(Part of a data file)
* * * *

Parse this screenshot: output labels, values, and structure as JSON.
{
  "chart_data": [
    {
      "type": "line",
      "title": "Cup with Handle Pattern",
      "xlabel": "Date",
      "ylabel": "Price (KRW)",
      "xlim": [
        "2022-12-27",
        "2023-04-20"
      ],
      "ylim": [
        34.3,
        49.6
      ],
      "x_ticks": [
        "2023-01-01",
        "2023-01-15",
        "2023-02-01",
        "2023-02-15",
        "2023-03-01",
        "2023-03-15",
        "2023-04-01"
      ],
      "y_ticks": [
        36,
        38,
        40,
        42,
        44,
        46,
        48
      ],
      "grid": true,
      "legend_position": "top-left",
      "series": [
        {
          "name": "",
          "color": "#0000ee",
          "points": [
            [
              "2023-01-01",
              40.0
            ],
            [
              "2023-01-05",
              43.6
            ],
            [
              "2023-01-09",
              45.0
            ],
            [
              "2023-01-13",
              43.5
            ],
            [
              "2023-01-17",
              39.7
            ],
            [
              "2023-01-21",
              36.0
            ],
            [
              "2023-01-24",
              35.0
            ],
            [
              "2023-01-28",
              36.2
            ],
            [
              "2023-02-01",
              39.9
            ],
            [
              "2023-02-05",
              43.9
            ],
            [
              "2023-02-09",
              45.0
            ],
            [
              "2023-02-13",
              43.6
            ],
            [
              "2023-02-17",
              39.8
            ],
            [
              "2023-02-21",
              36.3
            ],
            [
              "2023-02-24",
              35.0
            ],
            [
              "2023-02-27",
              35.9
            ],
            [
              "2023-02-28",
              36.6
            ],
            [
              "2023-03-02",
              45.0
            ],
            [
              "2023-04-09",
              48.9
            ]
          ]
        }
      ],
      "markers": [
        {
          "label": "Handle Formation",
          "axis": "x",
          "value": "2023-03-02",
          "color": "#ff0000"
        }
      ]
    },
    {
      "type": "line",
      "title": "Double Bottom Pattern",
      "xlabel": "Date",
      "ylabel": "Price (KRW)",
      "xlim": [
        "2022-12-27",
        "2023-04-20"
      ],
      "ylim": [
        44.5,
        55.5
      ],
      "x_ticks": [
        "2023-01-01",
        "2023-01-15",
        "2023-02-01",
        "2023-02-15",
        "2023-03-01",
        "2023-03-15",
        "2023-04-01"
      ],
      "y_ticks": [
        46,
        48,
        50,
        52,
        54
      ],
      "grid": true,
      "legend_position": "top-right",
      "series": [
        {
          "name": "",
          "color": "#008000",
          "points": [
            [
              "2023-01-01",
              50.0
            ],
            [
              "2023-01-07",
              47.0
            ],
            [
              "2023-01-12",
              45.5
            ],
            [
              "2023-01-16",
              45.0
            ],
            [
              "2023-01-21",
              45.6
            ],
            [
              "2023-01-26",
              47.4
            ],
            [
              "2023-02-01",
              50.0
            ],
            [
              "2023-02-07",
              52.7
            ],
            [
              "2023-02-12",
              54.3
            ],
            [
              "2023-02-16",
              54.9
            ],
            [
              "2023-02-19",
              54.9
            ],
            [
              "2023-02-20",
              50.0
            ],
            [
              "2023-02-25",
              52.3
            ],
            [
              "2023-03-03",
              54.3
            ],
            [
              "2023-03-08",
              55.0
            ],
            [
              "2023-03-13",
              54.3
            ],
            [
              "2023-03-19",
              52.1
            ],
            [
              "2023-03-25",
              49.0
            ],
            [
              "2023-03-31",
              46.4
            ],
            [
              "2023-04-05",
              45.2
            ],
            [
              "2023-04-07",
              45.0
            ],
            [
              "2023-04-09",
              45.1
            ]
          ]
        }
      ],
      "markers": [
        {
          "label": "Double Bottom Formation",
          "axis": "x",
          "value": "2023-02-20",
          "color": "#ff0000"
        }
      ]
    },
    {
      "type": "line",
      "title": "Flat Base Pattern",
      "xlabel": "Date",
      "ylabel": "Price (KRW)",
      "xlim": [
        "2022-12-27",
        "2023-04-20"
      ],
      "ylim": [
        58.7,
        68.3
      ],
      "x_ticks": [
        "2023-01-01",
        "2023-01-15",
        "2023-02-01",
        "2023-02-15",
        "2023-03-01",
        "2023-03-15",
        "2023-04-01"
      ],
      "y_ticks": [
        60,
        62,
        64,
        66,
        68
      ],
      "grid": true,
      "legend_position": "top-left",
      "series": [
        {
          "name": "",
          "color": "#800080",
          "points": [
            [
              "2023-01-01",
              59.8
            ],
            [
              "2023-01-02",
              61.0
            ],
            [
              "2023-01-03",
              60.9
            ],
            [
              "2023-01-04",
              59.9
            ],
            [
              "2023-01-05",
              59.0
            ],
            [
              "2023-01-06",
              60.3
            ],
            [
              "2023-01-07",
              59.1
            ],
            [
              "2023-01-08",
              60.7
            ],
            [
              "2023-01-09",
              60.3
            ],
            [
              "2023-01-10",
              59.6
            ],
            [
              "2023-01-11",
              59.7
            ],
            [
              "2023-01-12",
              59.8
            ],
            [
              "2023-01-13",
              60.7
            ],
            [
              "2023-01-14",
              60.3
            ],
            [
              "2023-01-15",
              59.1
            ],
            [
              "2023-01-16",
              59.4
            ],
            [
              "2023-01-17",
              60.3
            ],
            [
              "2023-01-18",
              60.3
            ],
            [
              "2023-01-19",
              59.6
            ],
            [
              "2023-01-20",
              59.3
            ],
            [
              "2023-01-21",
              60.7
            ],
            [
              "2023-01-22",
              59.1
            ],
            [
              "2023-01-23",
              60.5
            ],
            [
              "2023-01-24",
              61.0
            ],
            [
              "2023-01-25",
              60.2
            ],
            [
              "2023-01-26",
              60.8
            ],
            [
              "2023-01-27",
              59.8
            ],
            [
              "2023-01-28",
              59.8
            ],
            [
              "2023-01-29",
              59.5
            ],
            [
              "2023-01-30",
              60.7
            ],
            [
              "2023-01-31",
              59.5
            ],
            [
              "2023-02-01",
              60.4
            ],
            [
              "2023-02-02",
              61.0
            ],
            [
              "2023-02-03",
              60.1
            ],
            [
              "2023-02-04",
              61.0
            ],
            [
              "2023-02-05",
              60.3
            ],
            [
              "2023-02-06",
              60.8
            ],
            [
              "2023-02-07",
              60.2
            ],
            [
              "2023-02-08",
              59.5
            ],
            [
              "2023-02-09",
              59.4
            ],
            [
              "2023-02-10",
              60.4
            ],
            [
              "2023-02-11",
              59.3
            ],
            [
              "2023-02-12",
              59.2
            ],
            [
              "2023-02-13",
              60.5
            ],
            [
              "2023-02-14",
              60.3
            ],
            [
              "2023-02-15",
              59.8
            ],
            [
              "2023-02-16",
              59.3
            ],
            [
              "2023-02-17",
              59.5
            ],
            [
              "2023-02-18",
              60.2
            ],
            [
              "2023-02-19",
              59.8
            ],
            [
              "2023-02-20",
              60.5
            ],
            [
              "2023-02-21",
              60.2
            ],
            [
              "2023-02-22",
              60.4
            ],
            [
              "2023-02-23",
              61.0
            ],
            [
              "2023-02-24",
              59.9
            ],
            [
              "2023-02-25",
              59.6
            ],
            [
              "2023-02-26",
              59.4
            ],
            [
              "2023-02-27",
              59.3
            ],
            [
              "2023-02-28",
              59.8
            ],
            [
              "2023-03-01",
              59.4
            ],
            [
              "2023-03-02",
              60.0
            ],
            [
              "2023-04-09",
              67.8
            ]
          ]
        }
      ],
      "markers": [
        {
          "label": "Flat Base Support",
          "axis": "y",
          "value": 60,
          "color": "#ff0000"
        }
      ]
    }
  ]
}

* * * *

**SET TASK**
Recite the full listing above exactly.

**EXPECTED ANSWER**
Parse this screenshot: output labels, values, and structure as JSON.
{
  "chart_data": [
    {
      "type": "line",
      "title": "Cup with Handle Pattern",
      "xlabel": "Date",
      "ylabel": "Price (KRW)",
      "xlim": [
        "2022-12-27",
        "2023-04-20"
      ],
      "ylim": [
        34.3,
        49.6
      ],
      "x_ticks": [
        "2023-01-01",
        "2023-01-15",
        "2023-02-01",
        "2023-02-15",
        "2023-03-01",
        "2023-03-15",
        "2023-04-01"
      ],
      "y_ticks": [
        36,
        38,
        40,
        42,
        44,
        46,
        48
      ],
      "grid": true,
      "legend_position": "top-left",
      "series": [
        {
          "name": "",
          "color": "#0000ee",
          "points": [
            [
              "2023-01-01",
              40.0
            ],
            [
              "2023-01-05",
              43.6
            ],
            [
              "2023-01-09",
              45.0
            ],
            [
              "2023-01-13",
              43.5
            ],
            [
              "2023-01-17",
              39.7
            ],
            [
              "2023-01-21",
              36.0
            ],
            [
              "2023-01-24",
              35.0
            ],
            [
              "2023-01-28",
              36.2
            ],
            [
              "2023-02-01",
              39.9
            ],
            [
              "2023-02-05",
              43.9
            ],
            [
              "2023-02-09",
              45.0
            ],
            [
              "2023-02-13",
              43.6
            ],
            [
              "2023-02-17",
              39.8
            ],
            [
              "2023-02-21",
              36.3
            ],
            [
              "2023-02-24",
              35.0
            ],
            [
              "2023-02-27",
              35.9
            ],
            [
              "2023-02-28",
              36.6
            ],
            [
              "2023-03-02",
              45.0
            ],
            [
              "2023-04-09",
              48.9
            ]
          ]
        }
      ],
      "markers": [
        {
          "label": "Handle Formation",
          "axis": "x",
          "value": "2023-03-02",
          "color": "#ff0000"
        }
      ]
    },
    {
      "type": "line",
      "title": "Double Bottom Pattern",
      "xlabel": "Date",
      "ylabel": "Price (KRW)",
      "xlim": [
        "2022-12-27",
        "2023-04-20"
      ],
      "ylim": [
        44.5,
        55.5
      ],
      "x_ticks": [
        "2023-01-01",
        "2023-01-15",
        "2023-02-01",
        "2023-02-15",
        "2023-03-01",
        "2023-03-15",
        "2023-04-01"
      ],
      "y_ticks": [
        46,
        48,
        50,
        52,
        54
      ],
      "grid": true,
      "legend_position": "top-right",
      "series": [
        {
          "name": "",
          "color": "#008000",
          "points": [
            [
              "2023-01-01",
              50.0
            ],
            [
              "2023-01-07",
              47.0
            ],
            [
              "2023-01-12",
              45.5
            ],
            [
              "2023-01-16",
              45.0
            ],
            [
              "2023-01-21",
              45.6
            ],
            [
              "2023-01-26",
              47.4
            ],
            [
              "2023-02-01",
              50.0
            ],
            [
              "2023-02-07",
              52.7
            ],
            [
              "2023-02-12",
              54.3
            ],
            [
              "2023-02-16",
              54.9
            ],
            [
              "2023-02-19",
              54.9
            ],
            [
              "2023-02-20",
              50.0
            ],
            [
              "2023-02-25",
              52.3
            ],
            [
              "2023-03-03",
              54.3
            ],
            [
              "2023-03-08",
              55.0
            ],
            [
              "2023-03-13",
              54.3
            ],
            [
              "2023-03-19",
              52.1
            ],
            [
              "2023-03-25",
              49.0
            ],
            [
              "2023-03-31",
              46.4
            ],
            [
              "2023-04-05",
              45.2
            ],
            [
              "2023-04-07",
              45.0
            ],
            [
              "2023-04-09",
              45.1
            ]
          ]
        }
      ],
      "markers": [
        {
          "label": "Double Bottom Formation",
          "axis": "x",
          "value": "2023-02-20",
          "color": "#ff0000"
        }
      ]
    },
    {
      "type": "line",
      "title": "Flat Base Pattern",
      "xlabel": "Date",
      "ylabel": "Price (KRW)",
      "xlim": [
        "2022-12-27",
        "2023-04-20"
      ],
      "ylim": [
        58.7,
        68.3
      ],
      "x_ticks": [
        "2023-01-01",
        "2023-01-15",
        "2023-02-01",
        "2023-02-15",
        "2023-03-01",
        "2023-03-15",
        "2023-04-01"
      ],
      "y_ticks": [
        60,
        62,
        64,
        66,
        68
      ],
      "grid": true,
      "legend_position": "top-left",
      "series": [
        {
          "name": "",
          "color": "#800080",
          "points": [
            [
              "2023-01-01",
              59.8
            ],
            [
              "2023-01-02",
              61.0
            ],
            [
              "2023-01-03",
              60.9
            ],
            [
              "2023-01-04",
              59.9
            ],
            [
              "2023-01-05",
              59.0
            ],
            [
              "2023-01-06",
              60.3
            ],
            [
              "2023-01-07",
              59.1
            ],
            [
              "2023-01-08",
              60.7
            ],
            [
              "2023-01-09",
              60.3
            ],
            [
              "2023-01-10",
              59.6
            ],
            [
              "2023-01-11",
              59.7
            ],
            [
              "2023-01-12",
              59.8
            ],
            [
              "2023-01-13",
              60.7
            ],
            [
              "2023-01-14",
              60.3
            ],
            [
              "2023-01-15",
              59.1
            ],
            [
              "2023-01-16",
              59.4
            ],
            [
              "2023-01-17",
              60.3
            ],
            [
              "2023-01-18",
              60.3
            ],
            [
              "2023-01-19",
              59.6
            ],
            [
              "2023-01-20",
              59.3
            ],
            [
              "2023-01-21",
              60.7
            ],
            [
              "2023-01-22",
              59.1
            ],
            [
              "2023-01-23",
              60.5
            ],
            [
              "2023-01-24",
              61.0
            ],
            [
              "2023-01-25",
              60.2
            ],
            [
              "2023-01-26",
              60.8
            ],
            [
              "2023-01-27",
              59.8
            ],
            [
              "2023-01-28",
              59.8
            ],
            [
              "2023-01-29",
              59.5
            ],
            [
              "2023-01-30",
              60.7
            ],
            [
              "2023-01-31",
              59.5
            ],
            [
              "2023-02-01",
              60.4
            ],
            [
              "2023-02-02",
              61.0
            ],
            [
              "2023-02-03",
              60.1
            ],
            [
              "2023-02-04",
              61.0
            ],
            [
              "2023-02-05",
              60.3
            ],
            [
              "2023-02-06",
              60.8
            ],
            [
              "2023-02-07",
              60.2
            ],
            [
              "2023-02-08",
              59.5
            ],
            [
              "2023-02-09",
              59.4
            ],
            [
              "2023-02-10",
              60.4
            ],
            [
              "2023-02-11",
              59.3
            ],
            [
              "2023-02-12",
              59.2
            ],
            [
              "2023-02-13",
              60.5
            ],
            [
              "2023-02-14",
              60.3
            ],
            [
              "2023-02-15",
              59.8
            ],
            [
              "2023-02-16",
              59.3
            ],
            [
              "2023-02-17",
              59.5
            ],
            [
              "2023-02-18",
              60.2
            ],
            [
              "2023-02-19",
              59.8
            ],
            [
              "2023-02-20",
              60.5
            ],
            [
              "2023-02-21",
              60.2
            ],
            [
              "2023-02-22",
              60.4
            ],
            [
              "2023-02-23",
              61.0
            ],
            [
              "2023-02-24",
              59.9
            ],
            [
              "2023-02-25",
              59.6
            ],
            [
              "2023-02-26",
              59.4
            ],
            [
              "2023-02-27",
              59.3
            ],
            [
              "2023-02-28",
              59.8
            ],
            [
              "2023-03-01",
              59.4
            ],
            [
              "2023-03-02",
              60.0
            ],
            [
              "2023-04-09",
              67.8
            ]
          ]
        }
      ],
      "markers": [
        {
          "label": "Flat Base Support",
          "axis": "y",
          "value": 60,
          "color": "#ff0000"
        }
      ]
    }
  ]
}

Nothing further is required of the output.